# Stored data
>>>>

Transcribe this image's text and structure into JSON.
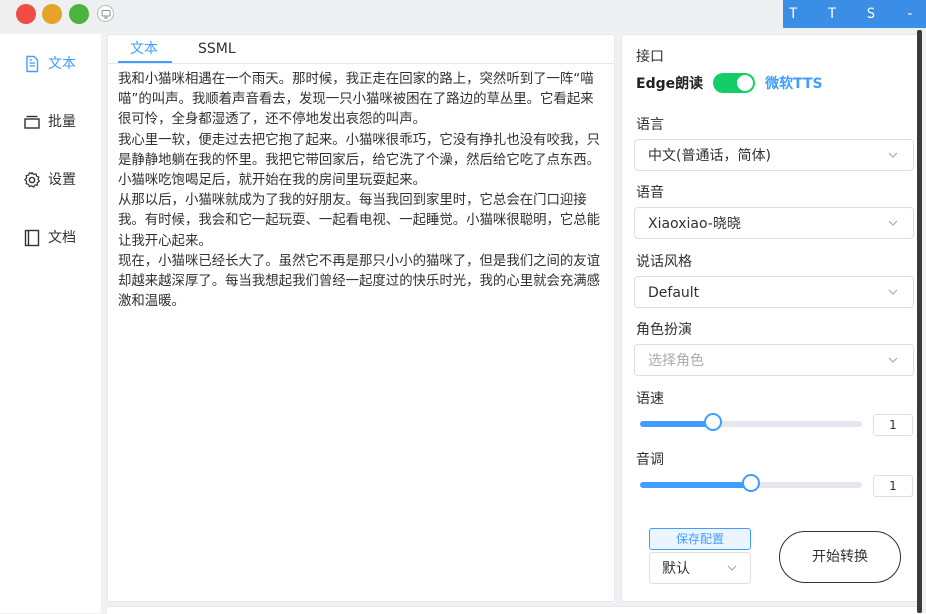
{
  "app": {
    "brand": "T T S - V U E"
  },
  "sidebar": {
    "items": [
      {
        "label": "文本",
        "icon": "document-icon",
        "active": true
      },
      {
        "label": "批量",
        "icon": "stack-icon",
        "active": false
      },
      {
        "label": "设置",
        "icon": "gear-icon",
        "active": false
      },
      {
        "label": "文档",
        "icon": "book-icon",
        "active": false
      }
    ]
  },
  "editor": {
    "tabs": [
      "文本",
      "SSML"
    ],
    "active_tab": "文本",
    "paragraphs": [
      "我和小猫咪相遇在一个雨天。那时候，我正走在回家的路上，突然听到了一阵“喵喵”的叫声。我顺着声音看去，发现一只小猫咪被困在了路边的草丛里。它看起来很可怜，全身都湿透了，还不停地发出哀怨的叫声。",
      "我心里一软，便走过去把它抱了起来。小猫咪很乖巧，它没有挣扎也没有咬我，只是静静地躺在我的怀里。我把它带回家后，给它洗了个澡，然后给它吃了点东西。小猫咪吃饱喝足后，就开始在我的房间里玩耍起来。",
      "从那以后，小猫咪就成为了我的好朋友。每当我回到家里时，它总会在门口迎接我。有时候，我会和它一起玩耍、一起看电视、一起睡觉。小猫咪很聪明，它总能让我开心起来。",
      "现在，小猫咪已经长大了。虽然它不再是那只小小的猫咪了，但是我们之间的友谊却越来越深厚了。每当我想起我们曾经一起度过的快乐时光，我的心里就会充满感激和温暖。"
    ]
  },
  "settings": {
    "api_label": "接口",
    "engine_left": "Edge朗读",
    "engine_right": "微软TTS",
    "engine_toggle_on": true,
    "language_label": "语言",
    "language_value": "中文(普通话，简体)",
    "voice_label": "语音",
    "voice_value": "Xiaoxiao-晓晓",
    "style_label": "说话风格",
    "style_value": "Default",
    "role_label": "角色扮演",
    "role_placeholder": "选择角色",
    "rate_label": "语速",
    "rate_value": "1",
    "rate_fraction": 0.33,
    "pitch_label": "音调",
    "pitch_value": "1",
    "pitch_fraction": 0.5,
    "save_label": "保存配置",
    "preset_value": "默认",
    "start_label": "开始转换"
  },
  "colors": {
    "accent": "#409eff",
    "switch_on": "#13ce66",
    "brand_bg": "#3a8ee6"
  }
}
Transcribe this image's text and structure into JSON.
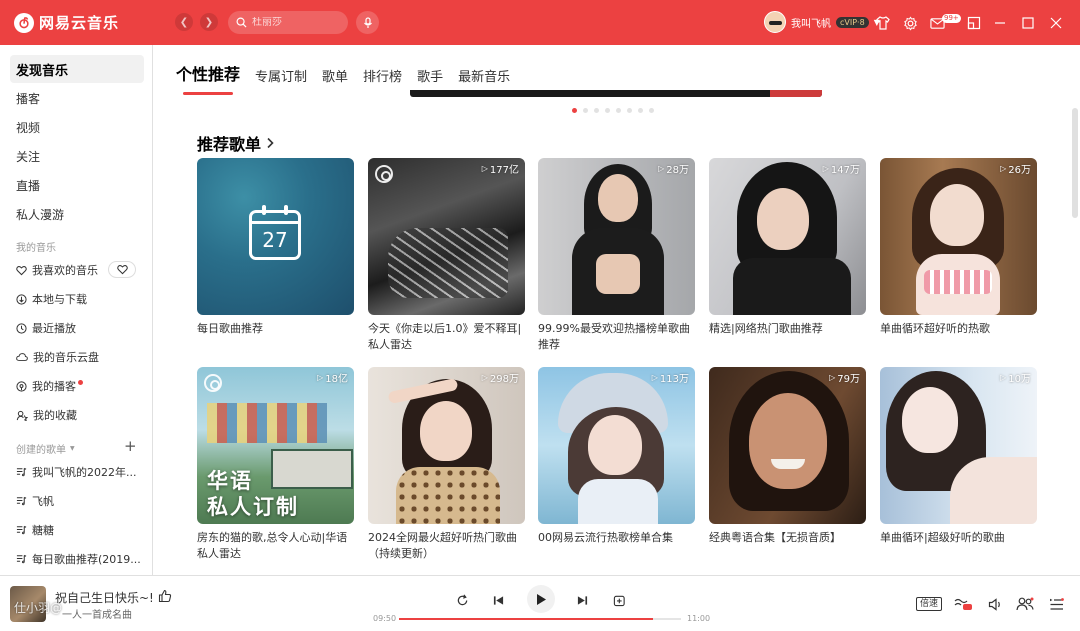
{
  "app": {
    "name": "网易云音乐",
    "search_placeholder": "杜丽莎",
    "username": "我叫飞帆",
    "vip_label": "cVIP·8",
    "mail_badge": "99+",
    "accent": "#ec4141"
  },
  "sidebar": {
    "main_items": [
      "发现音乐",
      "播客",
      "视频",
      "关注",
      "直播",
      "私人漫游"
    ],
    "my_music_title": "我的音乐",
    "my_music": [
      "我喜欢的音乐",
      "本地与下载",
      "最近播放",
      "我的音乐云盘",
      "我的播客",
      "我的收藏"
    ],
    "created_title": "创建的歌单",
    "created": [
      "我叫飞帆的2022年...",
      "飞帆",
      "糖糖",
      "每日歌曲推荐(2019..."
    ]
  },
  "tabs": [
    "个性推荐",
    "专属订制",
    "歌单",
    "排行榜",
    "歌手",
    "最新音乐"
  ],
  "section_title": "推荐歌单",
  "calendar_day": "27",
  "huayu_line1": "华语",
  "huayu_line2": "私人订制",
  "playlists": [
    {
      "title": "每日歌曲推荐",
      "plays": ""
    },
    {
      "title": "今天《你走以后1.0》爱不释耳|私人雷达",
      "plays": "177亿"
    },
    {
      "title": "99.99%最受欢迎热播榜单歌曲推荐",
      "plays": "28万"
    },
    {
      "title": "精选|网络热门歌曲推荐",
      "plays": "147万"
    },
    {
      "title": "单曲循环超好听的热歌",
      "plays": "26万"
    },
    {
      "title": "房东的猫的歌,总令人心动|华语私人雷达",
      "plays": "18亿"
    },
    {
      "title": "2024全网最火超好听热门歌曲（持续更新）",
      "plays": "298万"
    },
    {
      "title": "00网易云流行热歌榜单合集",
      "plays": "113万"
    },
    {
      "title": "经典粤语合集【无损音质】",
      "plays": "79万"
    },
    {
      "title": "单曲循环|超级好听的歌曲",
      "plays": "10万"
    }
  ],
  "player": {
    "song": "祝自己生日快乐~!",
    "artist": "一人一首成名曲",
    "watermark": "仕小羽@ ​",
    "current_time": "09:50",
    "total_time": "11:00",
    "progress": 0.9,
    "speed_label": "倍速"
  }
}
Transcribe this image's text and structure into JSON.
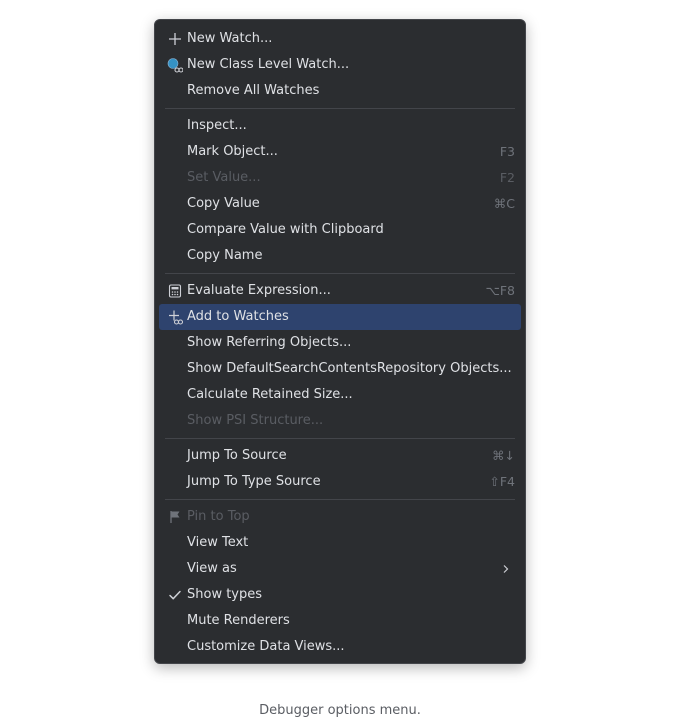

<<<<

# AIM OF THE TASK
Leave out the pictures and retype every line above exactly.

# EXERCISE ANSWER
Transcribe this image's text and structure into JSON.
{
  "app": {
    "brand": "T T S - V U E"
  },
  "sidebar": {
    "items": [
      {
        "label": "文本",
        "icon": "document-icon",
        "active": true
      },
      {
        "label": "批量",
        "icon": "stack-icon",
        "active": false
      },
      {
        "label": "设置",
        "icon": "gear-icon",
        "active": false
      },
      {
        "label": "文档",
        "icon": "book-icon",
        "active": false
      }
    ]
  },
  "editor": {
    "tabs": [
      "文本",
      "SSML"
    ],
    "active_tab": "文本",
    "paragraphs": [
      "我和小猫咪相遇在一个雨天。那时候，我正走在回家的路上，突然听到了一阵“喵喵”的叫声。我顺着声音看去，发现一只小猫咪被困在了路边的草丛里。它看起来很可怜，全身都湿透了，还不停地发出哀怨的叫声。",
      "我心里一软，便走过去把它抱了起来。小猫咪很乖巧，它没有挣扎也没有咬我，只是静静地躺在我的怀里。我把它带回家后，给它洗了个澡，然后给它吃了点东西。小猫咪吃饱喝足后，就开始在我的房间里玩耍起来。",
      "从那以后，小猫咪就成为了我的好朋友。每当我回到家里时，它总会在门口迎接我。有时候，我会和它一起玩耍、一起看电视、一起睡觉。小猫咪很聪明，它总能让我开心起来。",
      "现在，小猫咪已经长大了。虽然它不再是那只小小的猫咪了，但是我们之间的友谊却越来越深厚了。每当我想起我们曾经一起度过的快乐时光，我的心里就会充满感激和温暖。"
    ]
  },
  "settings": {
    "api_label": "接口",
    "engine_left": "Edge朗读",
    "engine_right": "微软TTS",
    "engine_toggle_on": true,
    "language_label": "语言",
    "language_value": "中文(普通话，简体)",
    "voice_label": "语音",
    "voice_value": "Xiaoxiao-晓晓",
    "style_label": "说话风格",
    "style_value": "Default",
    "role_label": "角色扮演",
    "role_placeholder": "选择角色",
    "rate_label": "语速",
    "rate_value": "1",
    "rate_fraction": 0.33,
    "pitch_label": "音调",
    "pitch_value": "1",
    "pitch_fraction": 0.5,
    "save_label": "保存配置",
    "preset_value": "默认",
    "start_label": "开始转换"
  },
  "colors": {
    "accent": "#409eff",
    "switch_on": "#13ce66",
    "brand_bg": "#3a8ee6"
  }
}
Transcribe this image's text and structure into JSON.
{
  "app": {
    "name": "网易云音乐",
    "search_placeholder": "杜丽莎",
    "username": "我叫飞帆",
    "vip_label": "cVIP·8",
    "mail_badge": "99+",
    "accent": "#ec4141"
  },
  "sidebar": {
    "main_items": [
      "发现音乐",
      "播客",
      "视频",
      "关注",
      "直播",
      "私人漫游"
    ],
    "my_music_title": "我的音乐",
    "my_music": [
      "我喜欢的音乐",
      "本地与下载",
      "最近播放",
      "我的音乐云盘",
      "我的播客",
      "我的收藏"
    ],
    "created_title": "创建的歌单",
    "created": [
      "我叫飞帆的2022年...",
      "飞帆",
      "糖糖",
      "每日歌曲推荐(2019..."
    ]
  },
  "tabs": [
    "个性推荐",
    "专属订制",
    "歌单",
    "排行榜",
    "歌手",
    "最新音乐"
  ],
  "section_title": "推荐歌单",
  "calendar_day": "27",
  "huayu_line1": "华语",
  "huayu_line2": "私人订制",
  "playlists": [
    {
      "title": "每日歌曲推荐",
      "plays": ""
    },
    {
      "title": "今天《你走以后1.0》爱不释耳|私人雷达",
      "plays": "177亿"
    },
    {
      "title": "99.99%最受欢迎热播榜单歌曲推荐",
      "plays": "28万"
    },
    {
      "title": "精选|网络热门歌曲推荐",
      "plays": "147万"
    },
    {
      "title": "单曲循环超好听的热歌",
      "plays": "26万"
    },
    {
      "title": "房东的猫的歌,总令人心动|华语私人雷达",
      "plays": "18亿"
    },
    {
      "title": "2024全网最火超好听热门歌曲（持续更新）",
      "plays": "298万"
    },
    {
      "title": "00网易云流行热歌榜单合集",
      "plays": "113万"
    },
    {
      "title": "经典粤语合集【无损音质】",
      "plays": "79万"
    },
    {
      "title": "单曲循环|超级好听的歌曲",
      "plays": "10万"
    }
  ],
  "player": {
    "song": "祝自己生日快乐~!",
    "artist": "一人一首成名曲",
    "watermark": "仕小羽@ ​",
    "current_time": "09:50",
    "total_time": "11:00",
    "progress": 0.9,
    "speed_label": "倍速"
  }
}
Transcribe this image's text and structure into JSON.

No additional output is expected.